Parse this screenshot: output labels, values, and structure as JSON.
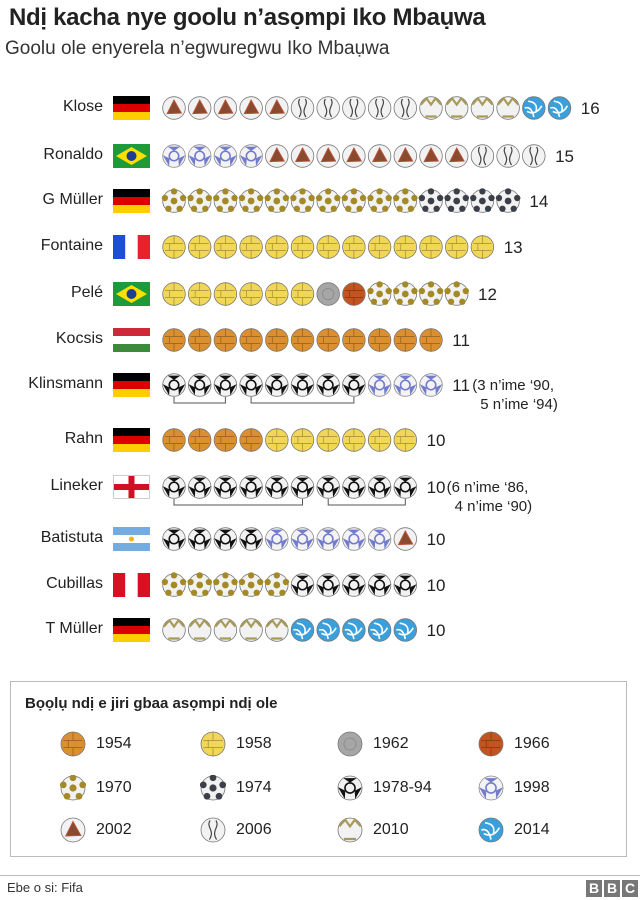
{
  "title": "Ndị kacha nye goolu n’asọmpi Iko Mbaụwa",
  "subtitle": "Goolu ole enyerela n’egwuregwu Iko Mbaụwa",
  "chart_data": {
    "type": "pictogram",
    "players": [
      {
        "name": "Klose",
        "flag": "germany",
        "total": 16,
        "balls": [
          [
            "2002",
            5
          ],
          [
            "2006",
            5
          ],
          [
            "2010",
            4
          ],
          [
            "2014",
            2
          ]
        ]
      },
      {
        "name": "Ronaldo",
        "flag": "brazil",
        "total": 15,
        "balls": [
          [
            "1998",
            4
          ],
          [
            "2002",
            8
          ],
          [
            "2006",
            3
          ]
        ]
      },
      {
        "name": "G Müller",
        "flag": "germany",
        "total": 14,
        "balls": [
          [
            "1970",
            10
          ],
          [
            "1974",
            4
          ]
        ]
      },
      {
        "name": "Fontaine",
        "flag": "france",
        "total": 13,
        "balls": [
          [
            "1958",
            13
          ]
        ]
      },
      {
        "name": "Pelé",
        "flag": "brazil",
        "total": 12,
        "balls": [
          [
            "1958",
            6
          ],
          [
            "1962",
            1
          ],
          [
            "1966",
            1
          ],
          [
            "1970",
            4
          ]
        ]
      },
      {
        "name": "Kocsis",
        "flag": "hungary",
        "total": 11,
        "balls": [
          [
            "1954",
            11
          ]
        ]
      },
      {
        "name": "Klinsmann",
        "flag": "germany",
        "total": 11,
        "balls": [
          [
            "1978-94",
            8
          ],
          [
            "1998",
            3
          ]
        ],
        "note": [
          "(3 n’ime ‘90,",
          "5 n’ime ‘94)"
        ],
        "groups": [
          3,
          5
        ]
      },
      {
        "name": "Rahn",
        "flag": "germany",
        "total": 10,
        "balls": [
          [
            "1954",
            4
          ],
          [
            "1958",
            6
          ]
        ]
      },
      {
        "name": "Lineker",
        "flag": "england",
        "total": 10,
        "balls": [
          [
            "1978-94",
            10
          ]
        ],
        "note": [
          "(6 n’ime ‘86,",
          "4 n’ime ‘90)"
        ],
        "groups": [
          6,
          4
        ]
      },
      {
        "name": "Batistuta",
        "flag": "argentina",
        "total": 10,
        "balls": [
          [
            "1978-94",
            4
          ],
          [
            "1998",
            5
          ],
          [
            "2002",
            1
          ]
        ]
      },
      {
        "name": "Cubillas",
        "flag": "peru",
        "total": 10,
        "balls": [
          [
            "1970",
            5
          ],
          [
            "1978-94",
            5
          ]
        ]
      },
      {
        "name": "T Müller",
        "flag": "germany",
        "total": 10,
        "balls": [
          [
            "2010",
            5
          ],
          [
            "2014",
            5
          ]
        ]
      }
    ],
    "legend_title": "Bọọlụ ndị e jiri gbaa asọmpi ndị ole",
    "legend": [
      "1954",
      "1958",
      "1962",
      "1966",
      "1970",
      "1974",
      "1978-94",
      "1998",
      "2002",
      "2006",
      "2010",
      "2014"
    ],
    "ball_colors": {
      "1954": "#dc8f2e",
      "1958": "#f2d756",
      "1962": "#a6a6a6",
      "1966": "#c4541f",
      "1970": "#a48a26",
      "1974": "#3a3f4a",
      "1978-94": "#111111",
      "1998": "#5b66c4",
      "2002": "#8a4a30",
      "2006": "#444444",
      "2010": "#a89a5a",
      "2014": "#3aa0dc"
    }
  },
  "source": "Ebe o si: Fifa",
  "logo": "BBC"
}
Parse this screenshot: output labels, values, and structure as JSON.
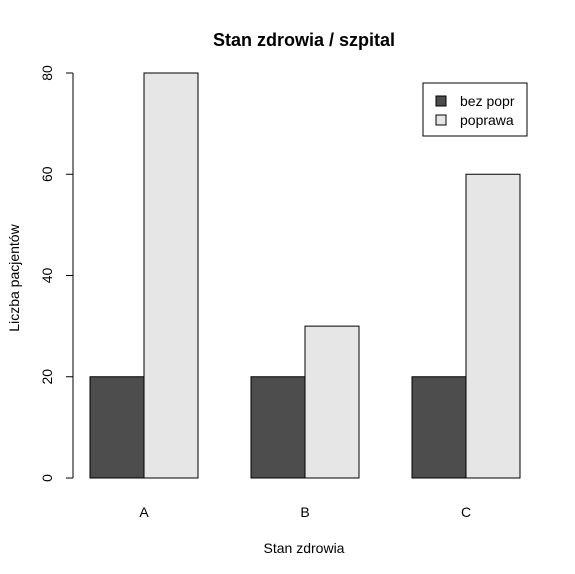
{
  "chart_data": {
    "type": "bar",
    "title": "Stan zdrowia / szpital",
    "xlabel": "Stan zdrowia",
    "ylabel": "Liczba pacjentów",
    "categories": [
      "A",
      "B",
      "C"
    ],
    "series": [
      {
        "name": "bez popr",
        "values": [
          20,
          20,
          20
        ],
        "color": "#4d4d4d"
      },
      {
        "name": "poprawa",
        "values": [
          80,
          30,
          60
        ],
        "color": "#e6e6e6"
      }
    ],
    "ylim": [
      0,
      80
    ],
    "yticks": [
      "0",
      "20",
      "40",
      "60",
      "80"
    ],
    "grid": false,
    "legend_position": "top-right"
  }
}
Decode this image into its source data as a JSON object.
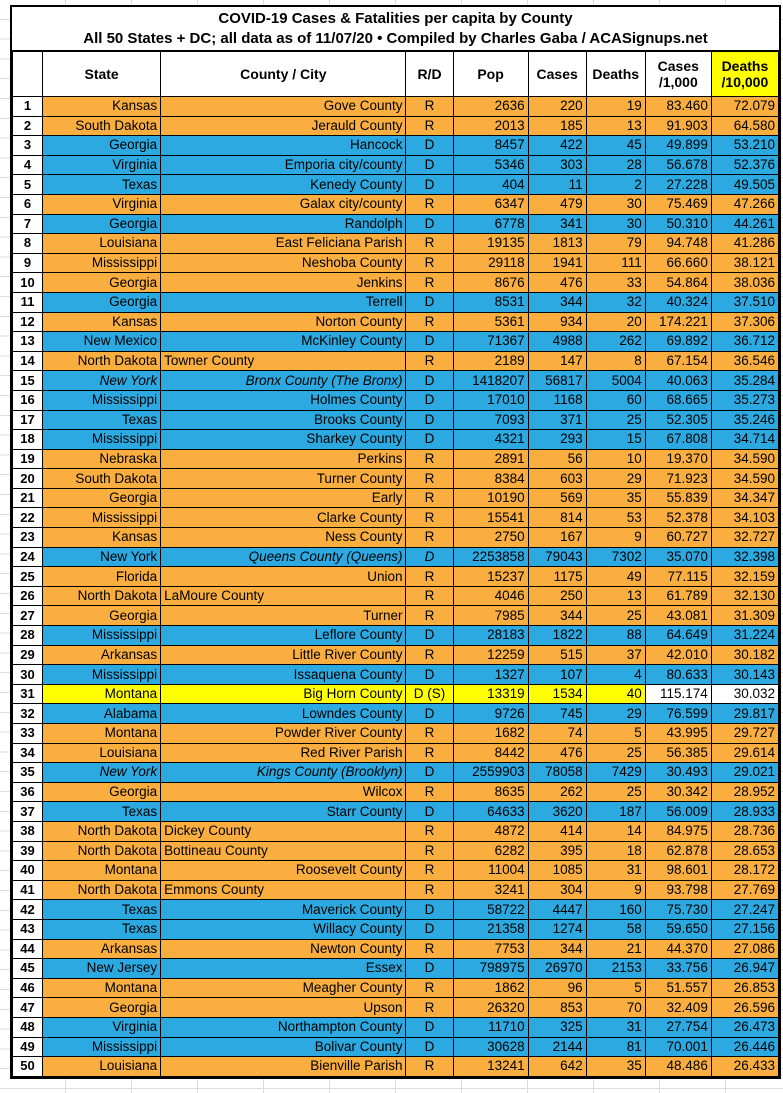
{
  "title": {
    "line1": "COVID-19 Cases & Fatalities per capita by County",
    "line2": "All 50 States + DC; all data as of 11/07/20  • Compiled by Charles Gaba / ACASignups.net"
  },
  "columns": [
    {
      "label": ""
    },
    {
      "label": "State"
    },
    {
      "label": "County / City"
    },
    {
      "label": "R/D"
    },
    {
      "label": "Pop"
    },
    {
      "label": "Cases"
    },
    {
      "label": "Deaths"
    },
    {
      "label": "Cases",
      "label2": "/1,000"
    },
    {
      "label": "Deaths",
      "label2": "/10,000",
      "highlight": true
    }
  ],
  "colors": {
    "republican_row": "#FAAE3F",
    "democrat_row": "#2BA9E0",
    "highlight_row": "#FFFF00",
    "header_highlight": "#FFFF00",
    "border": "#000000",
    "sheet_gridline": "#DCDCDC"
  },
  "rows": [
    {
      "rank": "1",
      "state": "Kansas",
      "county": "Gove County",
      "rd": "R",
      "party": "R",
      "pop": "2636",
      "cases": "220",
      "deaths": "19",
      "cases_per_1000": "83.460",
      "deaths_per_10000": "72.079"
    },
    {
      "rank": "2",
      "state": "South Dakota",
      "county": "Jerauld County",
      "rd": "R",
      "party": "R",
      "pop": "2013",
      "cases": "185",
      "deaths": "13",
      "cases_per_1000": "91.903",
      "deaths_per_10000": "64.580"
    },
    {
      "rank": "3",
      "state": "Georgia",
      "county": "Hancock",
      "rd": "D",
      "party": "D",
      "pop": "8457",
      "cases": "422",
      "deaths": "45",
      "cases_per_1000": "49.899",
      "deaths_per_10000": "53.210"
    },
    {
      "rank": "4",
      "state": "Virginia",
      "county": "Emporia city/county",
      "rd": "D",
      "party": "D",
      "pop": "5346",
      "cases": "303",
      "deaths": "28",
      "cases_per_1000": "56.678",
      "deaths_per_10000": "52.376"
    },
    {
      "rank": "5",
      "state": "Texas",
      "county": "Kenedy County",
      "rd": "D",
      "party": "D",
      "pop": "404",
      "cases": "11",
      "deaths": "2",
      "cases_per_1000": "27.228",
      "deaths_per_10000": "49.505"
    },
    {
      "rank": "6",
      "state": "Virginia",
      "county": "Galax city/county",
      "rd": "R",
      "party": "R",
      "pop": "6347",
      "cases": "479",
      "deaths": "30",
      "cases_per_1000": "75.469",
      "deaths_per_10000": "47.266"
    },
    {
      "rank": "7",
      "state": "Georgia",
      "county": "Randolph",
      "rd": "D",
      "party": "D",
      "pop": "6778",
      "cases": "341",
      "deaths": "30",
      "cases_per_1000": "50.310",
      "deaths_per_10000": "44.261"
    },
    {
      "rank": "8",
      "state": "Louisiana",
      "county": "East Feliciana Parish",
      "rd": "R",
      "party": "R",
      "pop": "19135",
      "cases": "1813",
      "deaths": "79",
      "cases_per_1000": "94.748",
      "deaths_per_10000": "41.286"
    },
    {
      "rank": "9",
      "state": "Mississippi",
      "county": "Neshoba County",
      "rd": "R",
      "party": "R",
      "pop": "29118",
      "cases": "1941",
      "deaths": "111",
      "cases_per_1000": "66.660",
      "deaths_per_10000": "38.121"
    },
    {
      "rank": "10",
      "state": "Georgia",
      "county": "Jenkins",
      "rd": "R",
      "party": "R",
      "pop": "8676",
      "cases": "476",
      "deaths": "33",
      "cases_per_1000": "54.864",
      "deaths_per_10000": "38.036"
    },
    {
      "rank": "11",
      "state": "Georgia",
      "county": "Terrell",
      "rd": "D",
      "party": "D",
      "pop": "8531",
      "cases": "344",
      "deaths": "32",
      "cases_per_1000": "40.324",
      "deaths_per_10000": "37.510"
    },
    {
      "rank": "12",
      "state": "Kansas",
      "county": "Norton County",
      "rd": "R",
      "party": "R",
      "pop": "5361",
      "cases": "934",
      "deaths": "20",
      "cases_per_1000": "174.221",
      "deaths_per_10000": "37.306"
    },
    {
      "rank": "13",
      "state": "New Mexico",
      "county": "McKinley County",
      "rd": "D",
      "party": "D",
      "pop": "71367",
      "cases": "4988",
      "deaths": "262",
      "cases_per_1000": "69.892",
      "deaths_per_10000": "36.712"
    },
    {
      "rank": "14",
      "state": "North Dakota",
      "county": "Towner County",
      "rd": "R",
      "party": "R",
      "county_left": true,
      "pop": "2189",
      "cases": "147",
      "deaths": "8",
      "cases_per_1000": "67.154",
      "deaths_per_10000": "36.546"
    },
    {
      "rank": "15",
      "state": "New York",
      "county": "Bronx County (The Bronx)",
      "rd": "D",
      "party": "D",
      "state_italic": true,
      "county_italic": true,
      "pop": "1418207",
      "cases": "56817",
      "deaths": "5004",
      "cases_per_1000": "40.063",
      "deaths_per_10000": "35.284"
    },
    {
      "rank": "16",
      "state": "Mississippi",
      "county": "Holmes County",
      "rd": "D",
      "party": "D",
      "pop": "17010",
      "cases": "1168",
      "deaths": "60",
      "cases_per_1000": "68.665",
      "deaths_per_10000": "35.273"
    },
    {
      "rank": "17",
      "state": "Texas",
      "county": "Brooks County",
      "rd": "D",
      "party": "D",
      "pop": "7093",
      "cases": "371",
      "deaths": "25",
      "cases_per_1000": "52.305",
      "deaths_per_10000": "35.246"
    },
    {
      "rank": "18",
      "state": "Mississippi",
      "county": "Sharkey County",
      "rd": "D",
      "party": "D",
      "pop": "4321",
      "cases": "293",
      "deaths": "15",
      "cases_per_1000": "67.808",
      "deaths_per_10000": "34.714"
    },
    {
      "rank": "19",
      "state": "Nebraska",
      "county": "Perkins",
      "rd": "R",
      "party": "R",
      "pop": "2891",
      "cases": "56",
      "deaths": "10",
      "cases_per_1000": "19.370",
      "deaths_per_10000": "34.590"
    },
    {
      "rank": "20",
      "state": "South Dakota",
      "county": "Turner County",
      "rd": "R",
      "party": "R",
      "pop": "8384",
      "cases": "603",
      "deaths": "29",
      "cases_per_1000": "71.923",
      "deaths_per_10000": "34.590"
    },
    {
      "rank": "21",
      "state": "Georgia",
      "county": "Early",
      "rd": "R",
      "party": "R",
      "pop": "10190",
      "cases": "569",
      "deaths": "35",
      "cases_per_1000": "55.839",
      "deaths_per_10000": "34.347"
    },
    {
      "rank": "22",
      "state": "Mississippi",
      "county": "Clarke County",
      "rd": "R",
      "party": "R",
      "pop": "15541",
      "cases": "814",
      "deaths": "53",
      "cases_per_1000": "52.378",
      "deaths_per_10000": "34.103"
    },
    {
      "rank": "23",
      "state": "Kansas",
      "county": "Ness County",
      "rd": "R",
      "party": "R",
      "pop": "2750",
      "cases": "167",
      "deaths": "9",
      "cases_per_1000": "60.727",
      "deaths_per_10000": "32.727"
    },
    {
      "rank": "24",
      "state": "New York",
      "county": "Queens County (Queens)",
      "rd": "D",
      "party": "D",
      "county_italic": true,
      "rd_italic": true,
      "pop": "2253858",
      "cases": "79043",
      "deaths": "7302",
      "cases_per_1000": "35.070",
      "deaths_per_10000": "32.398"
    },
    {
      "rank": "25",
      "state": "Florida",
      "county": "Union",
      "rd": "R",
      "party": "R",
      "pop": "15237",
      "cases": "1175",
      "deaths": "49",
      "cases_per_1000": "77.115",
      "deaths_per_10000": "32.159"
    },
    {
      "rank": "26",
      "state": "North Dakota",
      "county": "LaMoure County",
      "rd": "R",
      "party": "R",
      "county_left": true,
      "pop": "4046",
      "cases": "250",
      "deaths": "13",
      "cases_per_1000": "61.789",
      "deaths_per_10000": "32.130"
    },
    {
      "rank": "27",
      "state": "Georgia",
      "county": "Turner",
      "rd": "R",
      "party": "R",
      "pop": "7985",
      "cases": "344",
      "deaths": "25",
      "cases_per_1000": "43.081",
      "deaths_per_10000": "31.309"
    },
    {
      "rank": "28",
      "state": "Mississippi",
      "county": "Leflore County",
      "rd": "D",
      "party": "D",
      "pop": "28183",
      "cases": "1822",
      "deaths": "88",
      "cases_per_1000": "64.649",
      "deaths_per_10000": "31.224"
    },
    {
      "rank": "29",
      "state": "Arkansas",
      "county": "Little River County",
      "rd": "R",
      "party": "R",
      "pop": "12259",
      "cases": "515",
      "deaths": "37",
      "cases_per_1000": "42.010",
      "deaths_per_10000": "30.182"
    },
    {
      "rank": "30",
      "state": "Mississippi",
      "county": "Issaquena County",
      "rd": "D",
      "party": "D",
      "pop": "1327",
      "cases": "107",
      "deaths": "4",
      "cases_per_1000": "80.633",
      "deaths_per_10000": "30.143"
    },
    {
      "rank": "31",
      "state": "Montana",
      "county": "Big Horn County",
      "rd": "D (S)",
      "party": "DS",
      "tail_plain": true,
      "pop": "13319",
      "cases": "1534",
      "deaths": "40",
      "cases_per_1000": "115.174",
      "deaths_per_10000": "30.032"
    },
    {
      "rank": "32",
      "state": "Alabama",
      "county": "Lowndes County",
      "rd": "D",
      "party": "D",
      "pop": "9726",
      "cases": "745",
      "deaths": "29",
      "cases_per_1000": "76.599",
      "deaths_per_10000": "29.817"
    },
    {
      "rank": "33",
      "state": "Montana",
      "county": "Powder River County",
      "rd": "R",
      "party": "R",
      "pop": "1682",
      "cases": "74",
      "deaths": "5",
      "cases_per_1000": "43.995",
      "deaths_per_10000": "29.727"
    },
    {
      "rank": "34",
      "state": "Louisiana",
      "county": "Red River Parish",
      "rd": "R",
      "party": "R",
      "pop": "8442",
      "cases": "476",
      "deaths": "25",
      "cases_per_1000": "56.385",
      "deaths_per_10000": "29.614"
    },
    {
      "rank": "35",
      "state": "New York",
      "county": "Kings County (Brooklyn)",
      "rd": "D",
      "party": "D",
      "state_italic": true,
      "county_italic": true,
      "pop": "2559903",
      "cases": "78058",
      "deaths": "7429",
      "cases_per_1000": "30.493",
      "deaths_per_10000": "29.021"
    },
    {
      "rank": "36",
      "state": "Georgia",
      "county": "Wilcox",
      "rd": "R",
      "party": "R",
      "pop": "8635",
      "cases": "262",
      "deaths": "25",
      "cases_per_1000": "30.342",
      "deaths_per_10000": "28.952"
    },
    {
      "rank": "37",
      "state": "Texas",
      "county": "Starr County",
      "rd": "D",
      "party": "D",
      "pop": "64633",
      "cases": "3620",
      "deaths": "187",
      "cases_per_1000": "56.009",
      "deaths_per_10000": "28.933"
    },
    {
      "rank": "38",
      "state": "North Dakota",
      "county": "Dickey County",
      "rd": "R",
      "party": "R",
      "county_left": true,
      "pop": "4872",
      "cases": "414",
      "deaths": "14",
      "cases_per_1000": "84.975",
      "deaths_per_10000": "28.736"
    },
    {
      "rank": "39",
      "state": "North Dakota",
      "county": "Bottineau County",
      "rd": "R",
      "party": "R",
      "county_left": true,
      "pop": "6282",
      "cases": "395",
      "deaths": "18",
      "cases_per_1000": "62.878",
      "deaths_per_10000": "28.653"
    },
    {
      "rank": "40",
      "state": "Montana",
      "county": "Roosevelt County",
      "rd": "R",
      "party": "R",
      "pop": "11004",
      "cases": "1085",
      "deaths": "31",
      "cases_per_1000": "98.601",
      "deaths_per_10000": "28.172"
    },
    {
      "rank": "41",
      "state": "North Dakota",
      "county": "Emmons County",
      "rd": "R",
      "party": "R",
      "county_left": true,
      "pop": "3241",
      "cases": "304",
      "deaths": "9",
      "cases_per_1000": "93.798",
      "deaths_per_10000": "27.769"
    },
    {
      "rank": "42",
      "state": "Texas",
      "county": "Maverick County",
      "rd": "D",
      "party": "D",
      "pop": "58722",
      "cases": "4447",
      "deaths": "160",
      "cases_per_1000": "75.730",
      "deaths_per_10000": "27.247"
    },
    {
      "rank": "43",
      "state": "Texas",
      "county": "Willacy County",
      "rd": "D",
      "party": "D",
      "pop": "21358",
      "cases": "1274",
      "deaths": "58",
      "cases_per_1000": "59.650",
      "deaths_per_10000": "27.156"
    },
    {
      "rank": "44",
      "state": "Arkansas",
      "county": "Newton County",
      "rd": "R",
      "party": "R",
      "pop": "7753",
      "cases": "344",
      "deaths": "21",
      "cases_per_1000": "44.370",
      "deaths_per_10000": "27.086"
    },
    {
      "rank": "45",
      "state": "New Jersey",
      "county": "Essex",
      "rd": "D",
      "party": "D",
      "pop": "798975",
      "cases": "26970",
      "deaths": "2153",
      "cases_per_1000": "33.756",
      "deaths_per_10000": "26.947"
    },
    {
      "rank": "46",
      "state": "Montana",
      "county": "Meagher County",
      "rd": "R",
      "party": "R",
      "pop": "1862",
      "cases": "96",
      "deaths": "5",
      "cases_per_1000": "51.557",
      "deaths_per_10000": "26.853"
    },
    {
      "rank": "47",
      "state": "Georgia",
      "county": "Upson",
      "rd": "R",
      "party": "R",
      "pop": "26320",
      "cases": "853",
      "deaths": "70",
      "cases_per_1000": "32.409",
      "deaths_per_10000": "26.596"
    },
    {
      "rank": "48",
      "state": "Virginia",
      "county": "Northampton County",
      "rd": "D",
      "party": "D",
      "pop": "11710",
      "cases": "325",
      "deaths": "31",
      "cases_per_1000": "27.754",
      "deaths_per_10000": "26.473"
    },
    {
      "rank": "49",
      "state": "Mississippi",
      "county": "Bolivar County",
      "rd": "D",
      "party": "D",
      "pop": "30628",
      "cases": "2144",
      "deaths": "81",
      "cases_per_1000": "70.001",
      "deaths_per_10000": "26.446"
    },
    {
      "rank": "50",
      "state": "Louisiana",
      "county": "Bienville Parish",
      "rd": "R",
      "party": "R",
      "pop": "13241",
      "cases": "642",
      "deaths": "35",
      "cases_per_1000": "48.486",
      "deaths_per_10000": "26.433"
    }
  ]
}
------------------------------------
• [Aim]: Going through the entries above line by line, work out how many lines include the word "zdrowia". Only the number is required.

• [Result for this exercise]: 2